## The exercise
Can you format the rows, starting at the first one and ending at the one containing "cross-circle-icon [555, 571, 583, 599]", as a Markdown table with a "Number" column and a "Text" column, leaving out any blank lines?

________________________

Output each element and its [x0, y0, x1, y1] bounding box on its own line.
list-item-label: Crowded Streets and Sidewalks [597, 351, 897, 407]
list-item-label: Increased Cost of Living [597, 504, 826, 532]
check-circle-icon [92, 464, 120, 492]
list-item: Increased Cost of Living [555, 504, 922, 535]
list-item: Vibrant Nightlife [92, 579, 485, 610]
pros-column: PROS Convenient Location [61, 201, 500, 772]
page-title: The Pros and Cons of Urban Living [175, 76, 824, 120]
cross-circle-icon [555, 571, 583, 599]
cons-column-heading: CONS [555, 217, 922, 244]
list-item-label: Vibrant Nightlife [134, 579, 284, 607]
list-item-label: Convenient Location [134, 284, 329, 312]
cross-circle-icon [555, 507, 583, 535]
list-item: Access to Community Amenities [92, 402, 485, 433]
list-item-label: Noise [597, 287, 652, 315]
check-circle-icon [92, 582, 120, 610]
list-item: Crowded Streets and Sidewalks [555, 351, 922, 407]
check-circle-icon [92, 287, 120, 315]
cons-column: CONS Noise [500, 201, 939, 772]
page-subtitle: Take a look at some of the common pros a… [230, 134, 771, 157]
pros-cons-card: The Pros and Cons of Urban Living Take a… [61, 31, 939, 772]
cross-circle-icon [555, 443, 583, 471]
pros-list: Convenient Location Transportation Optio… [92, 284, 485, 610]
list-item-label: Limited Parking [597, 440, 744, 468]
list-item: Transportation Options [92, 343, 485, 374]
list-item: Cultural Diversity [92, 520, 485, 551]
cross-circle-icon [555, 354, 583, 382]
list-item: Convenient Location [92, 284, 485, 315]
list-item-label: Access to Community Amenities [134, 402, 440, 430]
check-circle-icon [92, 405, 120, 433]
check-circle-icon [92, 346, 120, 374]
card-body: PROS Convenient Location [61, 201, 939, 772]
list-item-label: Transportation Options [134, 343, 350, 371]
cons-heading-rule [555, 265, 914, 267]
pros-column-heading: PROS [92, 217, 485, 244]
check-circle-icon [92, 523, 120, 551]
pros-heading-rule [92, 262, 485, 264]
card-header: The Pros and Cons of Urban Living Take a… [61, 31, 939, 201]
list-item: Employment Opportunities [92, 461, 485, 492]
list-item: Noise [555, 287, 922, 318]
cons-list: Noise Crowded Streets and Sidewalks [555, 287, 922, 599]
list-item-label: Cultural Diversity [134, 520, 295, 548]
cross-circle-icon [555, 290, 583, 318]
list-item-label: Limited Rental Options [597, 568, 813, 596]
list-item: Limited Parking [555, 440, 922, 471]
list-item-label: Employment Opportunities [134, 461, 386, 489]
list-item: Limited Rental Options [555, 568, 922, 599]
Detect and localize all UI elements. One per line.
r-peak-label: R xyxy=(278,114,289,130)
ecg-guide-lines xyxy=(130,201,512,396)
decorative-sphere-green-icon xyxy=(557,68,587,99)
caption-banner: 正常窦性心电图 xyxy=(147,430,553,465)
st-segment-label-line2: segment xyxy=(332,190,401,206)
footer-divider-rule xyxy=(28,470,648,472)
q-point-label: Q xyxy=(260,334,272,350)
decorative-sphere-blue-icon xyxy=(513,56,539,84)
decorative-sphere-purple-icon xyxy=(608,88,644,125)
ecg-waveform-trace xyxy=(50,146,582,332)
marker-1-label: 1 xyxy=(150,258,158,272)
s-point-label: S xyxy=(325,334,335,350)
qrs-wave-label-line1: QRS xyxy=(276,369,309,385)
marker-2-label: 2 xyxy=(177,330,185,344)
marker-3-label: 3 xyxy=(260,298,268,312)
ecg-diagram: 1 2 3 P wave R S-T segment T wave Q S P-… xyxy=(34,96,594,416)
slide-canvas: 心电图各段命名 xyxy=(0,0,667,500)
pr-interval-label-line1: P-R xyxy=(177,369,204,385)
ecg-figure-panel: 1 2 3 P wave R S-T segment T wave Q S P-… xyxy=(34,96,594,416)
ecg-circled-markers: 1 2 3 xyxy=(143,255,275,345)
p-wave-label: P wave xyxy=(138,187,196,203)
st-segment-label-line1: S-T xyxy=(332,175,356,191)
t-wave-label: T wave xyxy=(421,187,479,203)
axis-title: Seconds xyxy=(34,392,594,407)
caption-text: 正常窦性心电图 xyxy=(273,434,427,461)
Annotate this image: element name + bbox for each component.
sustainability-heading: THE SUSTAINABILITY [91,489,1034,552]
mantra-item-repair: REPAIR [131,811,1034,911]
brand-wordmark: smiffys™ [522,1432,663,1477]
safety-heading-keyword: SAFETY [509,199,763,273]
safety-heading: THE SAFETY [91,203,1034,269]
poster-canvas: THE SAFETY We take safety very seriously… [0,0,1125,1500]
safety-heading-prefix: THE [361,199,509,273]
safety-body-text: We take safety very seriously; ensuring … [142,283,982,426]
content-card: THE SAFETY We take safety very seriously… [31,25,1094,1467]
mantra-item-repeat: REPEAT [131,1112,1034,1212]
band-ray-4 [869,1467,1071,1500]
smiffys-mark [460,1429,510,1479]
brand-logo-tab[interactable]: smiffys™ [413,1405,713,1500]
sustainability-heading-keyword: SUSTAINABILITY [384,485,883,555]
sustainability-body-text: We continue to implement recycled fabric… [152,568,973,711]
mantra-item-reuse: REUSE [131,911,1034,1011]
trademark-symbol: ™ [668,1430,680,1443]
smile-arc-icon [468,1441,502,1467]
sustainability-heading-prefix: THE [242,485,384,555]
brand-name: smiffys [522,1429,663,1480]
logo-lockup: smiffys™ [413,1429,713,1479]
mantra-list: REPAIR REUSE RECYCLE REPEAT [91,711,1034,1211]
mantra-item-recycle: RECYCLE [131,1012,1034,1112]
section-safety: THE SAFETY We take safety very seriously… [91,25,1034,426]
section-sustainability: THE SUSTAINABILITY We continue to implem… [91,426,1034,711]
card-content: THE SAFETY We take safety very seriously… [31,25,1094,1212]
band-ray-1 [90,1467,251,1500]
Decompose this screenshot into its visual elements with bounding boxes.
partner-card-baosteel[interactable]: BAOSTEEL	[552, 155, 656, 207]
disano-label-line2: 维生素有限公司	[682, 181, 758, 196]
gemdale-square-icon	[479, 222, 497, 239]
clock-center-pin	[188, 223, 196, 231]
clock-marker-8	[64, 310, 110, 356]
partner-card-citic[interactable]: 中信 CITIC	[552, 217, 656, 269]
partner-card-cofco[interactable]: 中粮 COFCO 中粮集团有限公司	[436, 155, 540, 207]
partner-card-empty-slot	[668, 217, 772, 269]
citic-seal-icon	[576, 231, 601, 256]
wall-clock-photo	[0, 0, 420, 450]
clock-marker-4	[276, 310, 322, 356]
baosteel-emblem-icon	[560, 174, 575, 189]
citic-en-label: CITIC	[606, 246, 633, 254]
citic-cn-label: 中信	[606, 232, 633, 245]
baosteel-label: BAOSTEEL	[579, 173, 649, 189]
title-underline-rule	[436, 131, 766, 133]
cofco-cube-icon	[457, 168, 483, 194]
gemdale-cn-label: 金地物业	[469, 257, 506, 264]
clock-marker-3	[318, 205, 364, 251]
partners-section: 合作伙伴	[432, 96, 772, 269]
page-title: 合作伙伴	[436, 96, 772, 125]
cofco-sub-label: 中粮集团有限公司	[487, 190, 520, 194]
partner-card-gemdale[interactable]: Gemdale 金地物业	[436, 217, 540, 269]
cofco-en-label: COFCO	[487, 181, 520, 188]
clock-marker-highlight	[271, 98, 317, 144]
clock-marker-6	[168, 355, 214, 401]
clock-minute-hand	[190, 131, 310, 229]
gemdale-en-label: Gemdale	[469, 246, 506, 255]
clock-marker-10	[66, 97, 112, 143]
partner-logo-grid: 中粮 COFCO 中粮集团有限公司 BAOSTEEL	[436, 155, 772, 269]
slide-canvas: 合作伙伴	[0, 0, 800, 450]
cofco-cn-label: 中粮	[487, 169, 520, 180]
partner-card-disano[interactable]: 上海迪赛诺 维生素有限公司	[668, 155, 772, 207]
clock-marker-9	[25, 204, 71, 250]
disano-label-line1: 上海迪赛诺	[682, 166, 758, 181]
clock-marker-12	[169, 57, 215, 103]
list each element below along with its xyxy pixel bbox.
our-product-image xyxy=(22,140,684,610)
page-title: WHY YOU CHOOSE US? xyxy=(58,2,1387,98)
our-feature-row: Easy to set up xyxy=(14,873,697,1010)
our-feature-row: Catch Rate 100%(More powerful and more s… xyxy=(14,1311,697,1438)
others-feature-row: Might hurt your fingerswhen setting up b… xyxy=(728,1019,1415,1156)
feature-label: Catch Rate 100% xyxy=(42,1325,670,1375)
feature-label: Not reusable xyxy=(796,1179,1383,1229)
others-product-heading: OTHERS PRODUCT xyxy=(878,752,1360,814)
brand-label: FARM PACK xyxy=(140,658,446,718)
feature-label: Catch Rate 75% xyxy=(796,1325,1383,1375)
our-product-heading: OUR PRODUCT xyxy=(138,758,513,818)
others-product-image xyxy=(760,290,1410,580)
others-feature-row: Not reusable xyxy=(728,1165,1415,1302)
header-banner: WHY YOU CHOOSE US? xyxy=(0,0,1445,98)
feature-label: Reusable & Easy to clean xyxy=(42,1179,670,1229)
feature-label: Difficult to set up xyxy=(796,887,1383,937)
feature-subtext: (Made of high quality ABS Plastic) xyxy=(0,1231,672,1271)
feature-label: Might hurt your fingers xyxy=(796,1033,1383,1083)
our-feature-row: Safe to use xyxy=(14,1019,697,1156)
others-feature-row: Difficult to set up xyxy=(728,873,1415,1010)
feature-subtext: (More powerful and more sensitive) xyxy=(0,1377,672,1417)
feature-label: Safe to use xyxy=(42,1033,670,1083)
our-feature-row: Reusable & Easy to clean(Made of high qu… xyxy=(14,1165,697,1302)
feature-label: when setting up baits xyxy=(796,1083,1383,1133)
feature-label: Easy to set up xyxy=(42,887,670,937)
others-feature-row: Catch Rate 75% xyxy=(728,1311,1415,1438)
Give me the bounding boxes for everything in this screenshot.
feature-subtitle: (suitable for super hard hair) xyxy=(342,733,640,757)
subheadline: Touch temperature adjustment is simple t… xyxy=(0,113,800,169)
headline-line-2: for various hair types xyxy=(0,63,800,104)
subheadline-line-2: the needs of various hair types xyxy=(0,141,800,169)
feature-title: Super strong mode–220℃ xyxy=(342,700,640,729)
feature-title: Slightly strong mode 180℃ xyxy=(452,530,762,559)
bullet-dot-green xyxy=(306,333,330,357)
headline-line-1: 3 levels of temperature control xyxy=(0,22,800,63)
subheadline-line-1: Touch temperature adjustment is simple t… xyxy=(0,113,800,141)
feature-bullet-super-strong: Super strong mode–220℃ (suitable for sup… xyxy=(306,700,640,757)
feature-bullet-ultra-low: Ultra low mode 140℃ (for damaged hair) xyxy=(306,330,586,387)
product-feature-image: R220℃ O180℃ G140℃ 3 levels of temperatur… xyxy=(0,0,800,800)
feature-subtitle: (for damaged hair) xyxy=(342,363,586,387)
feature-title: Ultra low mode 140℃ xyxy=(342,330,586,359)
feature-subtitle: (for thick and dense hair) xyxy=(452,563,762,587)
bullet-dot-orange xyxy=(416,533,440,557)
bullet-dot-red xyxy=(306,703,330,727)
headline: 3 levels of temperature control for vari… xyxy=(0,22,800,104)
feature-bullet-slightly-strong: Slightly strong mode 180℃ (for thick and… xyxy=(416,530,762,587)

________________________

## Output for this task
| Number | Text |
|---|---|
| 1 | Output each element and its [x0, y0, x1, y1] bounding box on its own line. |
| 2 | list-item-label: Crowded Streets and Sidewalks [597, 351, 897, 407] |
| 3 | list-item-label: Increased Cost of Living [597, 504, 826, 532] |
| 4 | check-circle-icon [92, 464, 120, 492] |
| 5 | list-item: Increased Cost of Living [555, 504, 922, 535] |
| 6 | list-item: Vibrant Nightlife [92, 579, 485, 610] |
| 7 | pros-column: PROS Convenient Location [61, 201, 500, 772] |
| 8 | page-title: The Pros and Cons of Urban Living [175, 76, 824, 120] |
| 9 | cross-circle-icon [555, 571, 583, 599] |